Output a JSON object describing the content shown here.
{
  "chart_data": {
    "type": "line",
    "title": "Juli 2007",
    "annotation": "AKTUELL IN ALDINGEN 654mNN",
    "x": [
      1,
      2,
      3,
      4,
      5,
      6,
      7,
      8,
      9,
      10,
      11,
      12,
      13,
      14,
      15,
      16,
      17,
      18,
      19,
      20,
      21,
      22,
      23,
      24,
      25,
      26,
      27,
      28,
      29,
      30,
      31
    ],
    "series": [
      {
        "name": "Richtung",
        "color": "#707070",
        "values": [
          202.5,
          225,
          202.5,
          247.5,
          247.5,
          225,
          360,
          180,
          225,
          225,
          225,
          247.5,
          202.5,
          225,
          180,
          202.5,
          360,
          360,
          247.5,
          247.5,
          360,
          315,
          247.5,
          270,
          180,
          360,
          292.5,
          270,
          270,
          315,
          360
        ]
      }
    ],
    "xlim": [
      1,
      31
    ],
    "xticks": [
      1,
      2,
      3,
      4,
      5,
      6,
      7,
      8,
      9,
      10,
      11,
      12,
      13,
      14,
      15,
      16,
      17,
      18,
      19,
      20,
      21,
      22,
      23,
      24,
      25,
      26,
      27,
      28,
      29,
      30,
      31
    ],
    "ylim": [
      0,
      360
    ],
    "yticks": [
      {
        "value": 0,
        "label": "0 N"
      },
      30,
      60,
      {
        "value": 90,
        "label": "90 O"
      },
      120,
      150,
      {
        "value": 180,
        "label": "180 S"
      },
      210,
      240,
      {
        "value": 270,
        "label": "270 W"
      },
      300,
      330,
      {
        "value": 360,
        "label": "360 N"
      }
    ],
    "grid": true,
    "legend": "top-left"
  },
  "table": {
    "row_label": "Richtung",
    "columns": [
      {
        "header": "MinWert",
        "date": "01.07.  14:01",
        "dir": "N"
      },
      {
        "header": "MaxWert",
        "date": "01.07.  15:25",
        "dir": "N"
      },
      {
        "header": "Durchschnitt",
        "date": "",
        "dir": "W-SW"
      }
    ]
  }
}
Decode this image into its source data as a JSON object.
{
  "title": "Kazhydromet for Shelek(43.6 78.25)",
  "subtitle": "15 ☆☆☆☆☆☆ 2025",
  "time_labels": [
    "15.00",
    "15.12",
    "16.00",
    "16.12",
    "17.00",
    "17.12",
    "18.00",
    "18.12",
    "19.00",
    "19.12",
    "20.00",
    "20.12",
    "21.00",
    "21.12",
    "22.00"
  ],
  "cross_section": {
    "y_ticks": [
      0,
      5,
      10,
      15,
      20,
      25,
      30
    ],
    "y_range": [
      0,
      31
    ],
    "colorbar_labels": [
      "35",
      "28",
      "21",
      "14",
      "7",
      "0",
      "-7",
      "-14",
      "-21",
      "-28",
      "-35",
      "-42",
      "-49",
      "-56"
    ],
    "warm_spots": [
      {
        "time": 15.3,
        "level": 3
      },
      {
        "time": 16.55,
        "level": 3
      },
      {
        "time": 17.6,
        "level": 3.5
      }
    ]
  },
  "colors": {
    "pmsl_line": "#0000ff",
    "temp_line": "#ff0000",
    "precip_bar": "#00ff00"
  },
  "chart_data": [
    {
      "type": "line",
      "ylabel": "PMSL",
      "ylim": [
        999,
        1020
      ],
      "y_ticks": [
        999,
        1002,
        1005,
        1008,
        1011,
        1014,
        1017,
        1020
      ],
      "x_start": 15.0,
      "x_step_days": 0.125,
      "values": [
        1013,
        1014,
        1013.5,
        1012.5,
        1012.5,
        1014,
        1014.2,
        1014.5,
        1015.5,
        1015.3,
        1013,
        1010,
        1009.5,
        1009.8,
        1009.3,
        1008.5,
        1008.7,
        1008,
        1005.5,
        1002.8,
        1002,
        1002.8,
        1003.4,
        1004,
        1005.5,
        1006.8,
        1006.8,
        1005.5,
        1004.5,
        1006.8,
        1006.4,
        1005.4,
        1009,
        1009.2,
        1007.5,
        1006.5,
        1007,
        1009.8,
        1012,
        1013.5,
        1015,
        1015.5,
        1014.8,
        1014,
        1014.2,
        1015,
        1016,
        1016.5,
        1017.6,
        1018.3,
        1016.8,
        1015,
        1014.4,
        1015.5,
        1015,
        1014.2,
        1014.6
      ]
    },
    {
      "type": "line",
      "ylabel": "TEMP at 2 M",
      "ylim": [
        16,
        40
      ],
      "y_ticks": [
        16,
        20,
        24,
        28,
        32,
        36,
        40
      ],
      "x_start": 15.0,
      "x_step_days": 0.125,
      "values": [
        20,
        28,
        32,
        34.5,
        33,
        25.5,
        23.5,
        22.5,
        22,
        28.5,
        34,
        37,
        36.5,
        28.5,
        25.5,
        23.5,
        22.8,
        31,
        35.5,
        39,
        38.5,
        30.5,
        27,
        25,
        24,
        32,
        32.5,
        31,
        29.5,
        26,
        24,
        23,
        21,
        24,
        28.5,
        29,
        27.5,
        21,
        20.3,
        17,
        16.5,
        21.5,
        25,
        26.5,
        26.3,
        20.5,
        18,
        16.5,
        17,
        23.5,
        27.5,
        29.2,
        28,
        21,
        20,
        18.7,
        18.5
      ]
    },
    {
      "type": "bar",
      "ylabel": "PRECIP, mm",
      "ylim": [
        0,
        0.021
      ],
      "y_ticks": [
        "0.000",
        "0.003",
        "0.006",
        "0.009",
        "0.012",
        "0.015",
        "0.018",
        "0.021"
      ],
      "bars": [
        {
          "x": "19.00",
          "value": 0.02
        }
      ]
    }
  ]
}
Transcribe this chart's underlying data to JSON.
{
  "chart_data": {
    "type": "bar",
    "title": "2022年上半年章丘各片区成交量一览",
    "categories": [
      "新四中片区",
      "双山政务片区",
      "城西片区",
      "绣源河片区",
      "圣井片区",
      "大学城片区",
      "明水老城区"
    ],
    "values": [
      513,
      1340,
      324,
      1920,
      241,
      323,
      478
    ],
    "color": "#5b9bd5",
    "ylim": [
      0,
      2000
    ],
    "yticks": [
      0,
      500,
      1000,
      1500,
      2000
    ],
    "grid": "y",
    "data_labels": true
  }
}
########################################
Restate every entry word for word.

Output a JSON object describing the content shown here.
{
  "chart_data": {
    "type": "line",
    "title": "Juli 2007",
    "annotation": "AKTUELL IN ALDINGEN 654mNN",
    "x": [
      1,
      2,
      3,
      4,
      5,
      6,
      7,
      8,
      9,
      10,
      11,
      12,
      13,
      14,
      15,
      16,
      17,
      18,
      19,
      20,
      21,
      22,
      23,
      24,
      25,
      26,
      27,
      28,
      29,
      30,
      31
    ],
    "series": [
      {
        "name": "Richtung",
        "color": "#707070",
        "values": [
          202.5,
          225,
          202.5,
          247.5,
          247.5,
          225,
          360,
          180,
          225,
          225,
          225,
          247.5,
          202.5,
          225,
          180,
          202.5,
          360,
          360,
          247.5,
          247.5,
          360,
          315,
          247.5,
          270,
          180,
          360,
          292.5,
          270,
          270,
          315,
          360
        ]
      }
    ],
    "xlim": [
      1,
      31
    ],
    "xticks": [
      1,
      2,
      3,
      4,
      5,
      6,
      7,
      8,
      9,
      10,
      11,
      12,
      13,
      14,
      15,
      16,
      17,
      18,
      19,
      20,
      21,
      22,
      23,
      24,
      25,
      26,
      27,
      28,
      29,
      30,
      31
    ],
    "ylim": [
      0,
      360
    ],
    "yticks": [
      {
        "value": 0,
        "label": "0 N"
      },
      30,
      60,
      {
        "value": 90,
        "label": "90 O"
      },
      120,
      150,
      {
        "value": 180,
        "label": "180 S"
      },
      210,
      240,
      {
        "value": 270,
        "label": "270 W"
      },
      300,
      330,
      {
        "value": 360,
        "label": "360 N"
      }
    ],
    "grid": true,
    "legend": "top-left"
  },
  "table": {
    "row_label": "Richtung",
    "columns": [
      {
        "header": "MinWert",
        "date": "01.07.  14:01",
        "dir": "N"
      },
      {
        "header": "MaxWert",
        "date": "01.07.  15:25",
        "dir": "N"
      },
      {
        "header": "Durchschnitt",
        "date": "",
        "dir": "W-SW"
      }
    ]
  }
}
Decode this image into its source data as a JSON object.
{
  "title": "Kazhydromet for Shelek(43.6 78.25)",
  "subtitle": "15 ☆☆☆☆☆☆ 2025",
  "time_labels": [
    "15.00",
    "15.12",
    "16.00",
    "16.12",
    "17.00",
    "17.12",
    "18.00",
    "18.12",
    "19.00",
    "19.12",
    "20.00",
    "20.12",
    "21.00",
    "21.12",
    "22.00"
  ],
  "cross_section": {
    "y_ticks": [
      0,
      5,
      10,
      15,
      20,
      25,
      30
    ],
    "y_range": [
      0,
      31
    ],
    "colorbar_labels": [
      "35",
      "28",
      "21",
      "14",
      "7",
      "0",
      "-7",
      "-14",
      "-21",
      "-28",
      "-35",
      "-42",
      "-49",
      "-56"
    ],
    "warm_spots": [
      {
        "time": 15.3,
        "level": 3
      },
      {
        "time": 16.55,
        "level": 3
      },
      {
        "time": 17.6,
        "level": 3.5
      }
    ]
  },
  "colors": {
    "pmsl_line": "#0000ff",
    "temp_line": "#ff0000",
    "precip_bar": "#00ff00"
  },
  "chart_data": [
    {
      "type": "line",
      "ylabel": "PMSL",
      "ylim": [
        999,
        1020
      ],
      "y_ticks": [
        999,
        1002,
        1005,
        1008,
        1011,
        1014,
        1017,
        1020
      ],
      "x_start": 15.0,
      "x_step_days": 0.125,
      "values": [
        1013,
        1014,
        1013.5,
        1012.5,
        1012.5,
        1014,
        1014.2,
        1014.5,
        1015.5,
        1015.3,
        1013,
        1010,
        1009.5,
        1009.8,
        1009.3,
        1008.5,
        1008.7,
        1008,
        1005.5,
        1002.8,
        1002,
        1002.8,
        1003.4,
        1004,
        1005.5,
        1006.8,
        1006.8,
        1005.5,
        1004.5,
        1006.8,
        1006.4,
        1005.4,
        1009,
        1009.2,
        1007.5,
        1006.5,
        1007,
        1009.8,
        1012,
        1013.5,
        1015,
        1015.5,
        1014.8,
        1014,
        1014.2,
        1015,
        1016,
        1016.5,
        1017.6,
        1018.3,
        1016.8,
        1015,
        1014.4,
        1015.5,
        1015,
        1014.2,
        1014.6
      ]
    },
    {
      "type": "line",
      "ylabel": "TEMP at 2 M",
      "ylim": [
        16,
        40
      ],
      "y_ticks": [
        16,
        20,
        24,
        28,
        32,
        36,
        40
      ],
      "x_start": 15.0,
      "x_step_days": 0.125,
      "values": [
        20,
        28,
        32,
        34.5,
        33,
        25.5,
        23.5,
        22.5,
        22,
        28.5,
        34,
        37,
        36.5,
        28.5,
        25.5,
        23.5,
        22.8,
        31,
        35.5,
        39,
        38.5,
        30.5,
        27,
        25,
        24,
        32,
        32.5,
        31,
        29.5,
        26,
        24,
        23,
        21,
        24,
        28.5,
        29,
        27.5,
        21,
        20.3,
        17,
        16.5,
        21.5,
        25,
        26.5,
        26.3,
        20.5,
        18,
        16.5,
        17,
        23.5,
        27.5,
        29.2,
        28,
        21,
        20,
        18.7,
        18.5
      ]
    },
    {
      "type": "bar",
      "ylabel": "PRECIP, mm",
      "ylim": [
        0,
        0.021
      ],
      "y_ticks": [
        "0.000",
        "0.003",
        "0.006",
        "0.009",
        "0.012",
        "0.015",
        "0.018",
        "0.021"
      ],
      "bars": [
        {
          "x": "19.00",
          "value": 0.02
        }
      ]
    }
  ]
}
Transcribe this chart's underlying data to JSON.
{
  "chart_data": {
    "type": "bar",
    "title": "2022年上半年章丘各片区成交量一览",
    "categories": [
      "新四中片区",
      "双山政务片区",
      "城西片区",
      "绣源河片区",
      "圣井片区",
      "大学城片区",
      "明水老城区"
    ],
    "values": [
      513,
      1340,
      324,
      1920,
      241,
      323,
      478
    ],
    "color": "#5b9bd5",
    "ylim": [
      0,
      2000
    ],
    "yticks": [
      0,
      500,
      1000,
      1500,
      2000
    ],
    "grid": "y",
    "data_labels": true
  }
}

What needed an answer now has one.